STORED ROWS start

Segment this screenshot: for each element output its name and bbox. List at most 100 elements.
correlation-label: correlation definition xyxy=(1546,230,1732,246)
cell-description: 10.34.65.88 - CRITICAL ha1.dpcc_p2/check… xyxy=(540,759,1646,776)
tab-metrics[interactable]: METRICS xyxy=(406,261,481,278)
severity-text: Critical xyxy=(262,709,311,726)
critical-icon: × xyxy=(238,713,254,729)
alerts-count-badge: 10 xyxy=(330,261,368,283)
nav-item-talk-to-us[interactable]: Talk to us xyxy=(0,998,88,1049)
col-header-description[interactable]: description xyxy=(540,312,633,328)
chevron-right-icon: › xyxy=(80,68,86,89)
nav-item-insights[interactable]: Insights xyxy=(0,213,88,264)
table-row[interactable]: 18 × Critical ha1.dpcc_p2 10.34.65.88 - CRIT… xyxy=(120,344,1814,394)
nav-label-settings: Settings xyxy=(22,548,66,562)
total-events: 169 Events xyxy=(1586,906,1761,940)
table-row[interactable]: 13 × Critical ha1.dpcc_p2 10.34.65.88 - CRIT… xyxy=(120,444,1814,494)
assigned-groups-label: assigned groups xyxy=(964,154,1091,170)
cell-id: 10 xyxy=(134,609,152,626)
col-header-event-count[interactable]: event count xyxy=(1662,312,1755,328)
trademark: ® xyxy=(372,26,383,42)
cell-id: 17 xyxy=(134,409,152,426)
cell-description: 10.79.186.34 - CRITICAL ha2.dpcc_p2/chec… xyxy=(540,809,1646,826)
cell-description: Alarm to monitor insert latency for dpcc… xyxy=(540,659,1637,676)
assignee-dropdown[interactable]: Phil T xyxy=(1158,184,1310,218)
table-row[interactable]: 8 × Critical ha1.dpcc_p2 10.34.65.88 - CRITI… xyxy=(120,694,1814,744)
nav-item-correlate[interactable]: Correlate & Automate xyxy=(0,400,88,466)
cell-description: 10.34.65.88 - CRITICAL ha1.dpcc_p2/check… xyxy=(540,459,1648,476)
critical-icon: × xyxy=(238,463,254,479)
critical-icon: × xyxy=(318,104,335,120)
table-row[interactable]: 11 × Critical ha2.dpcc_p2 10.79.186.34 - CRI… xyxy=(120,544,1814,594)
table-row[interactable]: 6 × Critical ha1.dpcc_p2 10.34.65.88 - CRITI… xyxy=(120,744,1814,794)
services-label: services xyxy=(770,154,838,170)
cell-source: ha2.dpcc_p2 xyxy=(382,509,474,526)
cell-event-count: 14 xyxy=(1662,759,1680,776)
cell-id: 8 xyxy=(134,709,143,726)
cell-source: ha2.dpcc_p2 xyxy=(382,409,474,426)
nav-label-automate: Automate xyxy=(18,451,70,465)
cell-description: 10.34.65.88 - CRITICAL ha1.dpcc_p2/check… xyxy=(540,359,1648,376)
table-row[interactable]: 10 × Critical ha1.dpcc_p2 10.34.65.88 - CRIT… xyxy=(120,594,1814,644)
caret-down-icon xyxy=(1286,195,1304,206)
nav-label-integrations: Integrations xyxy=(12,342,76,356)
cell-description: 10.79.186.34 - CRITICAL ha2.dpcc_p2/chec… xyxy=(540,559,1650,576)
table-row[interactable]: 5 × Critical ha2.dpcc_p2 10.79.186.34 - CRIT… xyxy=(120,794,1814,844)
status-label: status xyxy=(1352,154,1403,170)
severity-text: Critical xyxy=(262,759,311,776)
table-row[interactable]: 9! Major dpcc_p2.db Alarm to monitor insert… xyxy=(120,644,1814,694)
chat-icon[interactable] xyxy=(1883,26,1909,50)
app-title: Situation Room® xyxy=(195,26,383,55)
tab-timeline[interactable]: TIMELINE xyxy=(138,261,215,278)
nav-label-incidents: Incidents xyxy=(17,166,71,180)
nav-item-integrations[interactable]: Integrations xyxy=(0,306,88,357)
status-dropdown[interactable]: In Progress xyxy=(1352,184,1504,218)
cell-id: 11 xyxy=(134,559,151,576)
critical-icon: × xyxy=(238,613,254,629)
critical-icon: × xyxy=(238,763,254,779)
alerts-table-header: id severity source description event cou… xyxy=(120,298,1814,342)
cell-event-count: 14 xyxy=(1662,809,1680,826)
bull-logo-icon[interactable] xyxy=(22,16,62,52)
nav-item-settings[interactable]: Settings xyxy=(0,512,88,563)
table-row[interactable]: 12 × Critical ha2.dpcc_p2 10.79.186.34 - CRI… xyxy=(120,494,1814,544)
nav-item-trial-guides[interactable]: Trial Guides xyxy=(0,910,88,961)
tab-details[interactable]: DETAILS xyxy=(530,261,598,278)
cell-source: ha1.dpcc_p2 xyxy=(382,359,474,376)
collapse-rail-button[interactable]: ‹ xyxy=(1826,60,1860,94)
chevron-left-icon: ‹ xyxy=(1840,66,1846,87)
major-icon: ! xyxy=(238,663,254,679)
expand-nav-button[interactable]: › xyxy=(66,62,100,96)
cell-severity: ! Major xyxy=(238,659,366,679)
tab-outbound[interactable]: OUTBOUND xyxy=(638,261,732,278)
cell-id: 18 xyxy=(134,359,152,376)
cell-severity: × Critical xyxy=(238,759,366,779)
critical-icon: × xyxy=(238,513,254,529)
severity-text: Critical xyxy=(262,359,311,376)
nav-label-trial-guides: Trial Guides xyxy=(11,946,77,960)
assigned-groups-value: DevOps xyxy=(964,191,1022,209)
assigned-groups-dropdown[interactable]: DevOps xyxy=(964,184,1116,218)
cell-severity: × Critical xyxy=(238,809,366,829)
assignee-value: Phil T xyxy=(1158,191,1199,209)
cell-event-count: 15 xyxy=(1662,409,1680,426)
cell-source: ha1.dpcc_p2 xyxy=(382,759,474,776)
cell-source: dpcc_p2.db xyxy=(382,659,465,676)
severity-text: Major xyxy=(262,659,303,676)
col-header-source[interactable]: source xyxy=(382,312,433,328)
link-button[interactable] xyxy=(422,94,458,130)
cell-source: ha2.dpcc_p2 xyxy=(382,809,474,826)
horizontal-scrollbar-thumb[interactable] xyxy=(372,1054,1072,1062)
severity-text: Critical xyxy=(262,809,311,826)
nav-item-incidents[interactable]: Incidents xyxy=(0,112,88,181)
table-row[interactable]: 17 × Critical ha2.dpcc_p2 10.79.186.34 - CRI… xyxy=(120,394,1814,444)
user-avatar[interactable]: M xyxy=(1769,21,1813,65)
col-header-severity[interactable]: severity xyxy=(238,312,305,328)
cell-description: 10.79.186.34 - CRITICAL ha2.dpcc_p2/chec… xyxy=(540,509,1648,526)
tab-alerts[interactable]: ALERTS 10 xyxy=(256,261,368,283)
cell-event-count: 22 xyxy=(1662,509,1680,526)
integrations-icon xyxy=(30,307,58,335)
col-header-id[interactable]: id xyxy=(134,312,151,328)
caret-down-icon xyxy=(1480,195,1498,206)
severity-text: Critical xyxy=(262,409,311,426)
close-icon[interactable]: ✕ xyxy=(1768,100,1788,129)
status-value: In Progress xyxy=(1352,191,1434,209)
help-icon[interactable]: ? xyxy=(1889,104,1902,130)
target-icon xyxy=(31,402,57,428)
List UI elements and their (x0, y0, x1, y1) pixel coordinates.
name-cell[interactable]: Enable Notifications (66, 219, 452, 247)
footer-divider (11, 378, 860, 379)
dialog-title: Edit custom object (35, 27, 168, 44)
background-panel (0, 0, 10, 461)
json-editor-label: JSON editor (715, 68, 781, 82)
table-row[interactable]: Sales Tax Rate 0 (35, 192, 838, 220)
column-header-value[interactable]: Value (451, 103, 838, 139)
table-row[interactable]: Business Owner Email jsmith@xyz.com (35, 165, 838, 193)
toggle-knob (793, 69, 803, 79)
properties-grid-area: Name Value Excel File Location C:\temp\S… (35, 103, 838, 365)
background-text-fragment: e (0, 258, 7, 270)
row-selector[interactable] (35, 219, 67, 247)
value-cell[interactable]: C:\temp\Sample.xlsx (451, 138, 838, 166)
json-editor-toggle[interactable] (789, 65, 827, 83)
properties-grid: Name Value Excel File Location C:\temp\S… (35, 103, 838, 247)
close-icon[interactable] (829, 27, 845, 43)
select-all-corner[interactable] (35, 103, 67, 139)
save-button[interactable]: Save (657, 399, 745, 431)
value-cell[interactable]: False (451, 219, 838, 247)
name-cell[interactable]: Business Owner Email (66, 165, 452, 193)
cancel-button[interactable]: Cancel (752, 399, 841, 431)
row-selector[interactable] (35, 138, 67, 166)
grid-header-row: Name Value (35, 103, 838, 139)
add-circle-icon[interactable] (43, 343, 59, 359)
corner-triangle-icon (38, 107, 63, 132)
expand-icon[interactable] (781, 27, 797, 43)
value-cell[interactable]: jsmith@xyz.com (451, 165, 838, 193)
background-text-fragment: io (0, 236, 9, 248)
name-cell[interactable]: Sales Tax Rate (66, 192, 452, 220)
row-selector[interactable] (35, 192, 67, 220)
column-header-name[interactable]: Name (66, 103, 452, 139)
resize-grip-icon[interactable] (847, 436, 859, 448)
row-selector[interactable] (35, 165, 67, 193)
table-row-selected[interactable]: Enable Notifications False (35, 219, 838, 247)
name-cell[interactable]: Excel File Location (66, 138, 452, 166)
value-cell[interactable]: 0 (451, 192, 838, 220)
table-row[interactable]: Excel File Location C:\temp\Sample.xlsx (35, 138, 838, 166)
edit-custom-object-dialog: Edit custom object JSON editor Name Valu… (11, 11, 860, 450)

STORED ROWS end

### EXERCISE PROMPT
Print the data verbatim from its first line through the line containing "trademark: ® xyxy=(372,26,383,42)", including both of those lines.

### RESULT BELOW
Segment this screenshot: for each element output its name and bbox. List at most 100 elements.
correlation-label: correlation definition xyxy=(1546,230,1732,246)
cell-description: 10.34.65.88 - CRITICAL ha1.dpcc_p2/check… xyxy=(540,759,1646,776)
tab-metrics[interactable]: METRICS xyxy=(406,261,481,278)
severity-text: Critical xyxy=(262,709,311,726)
critical-icon: × xyxy=(238,713,254,729)
alerts-count-badge: 10 xyxy=(330,261,368,283)
nav-item-talk-to-us[interactable]: Talk to us xyxy=(0,998,88,1049)
col-header-description[interactable]: description xyxy=(540,312,633,328)
chevron-right-icon: › xyxy=(80,68,86,89)
nav-item-insights[interactable]: Insights xyxy=(0,213,88,264)
table-row[interactable]: 18 × Critical ha1.dpcc_p2 10.34.65.88 - CRIT… xyxy=(120,344,1814,394)
nav-label-settings: Settings xyxy=(22,548,66,562)
total-events: 169 Events xyxy=(1586,906,1761,940)
table-row[interactable]: 13 × Critical ha1.dpcc_p2 10.34.65.88 - CRIT… xyxy=(120,444,1814,494)
assigned-groups-label: assigned groups xyxy=(964,154,1091,170)
cell-id: 10 xyxy=(134,609,152,626)
col-header-event-count[interactable]: event count xyxy=(1662,312,1755,328)
trademark: ® xyxy=(372,26,383,42)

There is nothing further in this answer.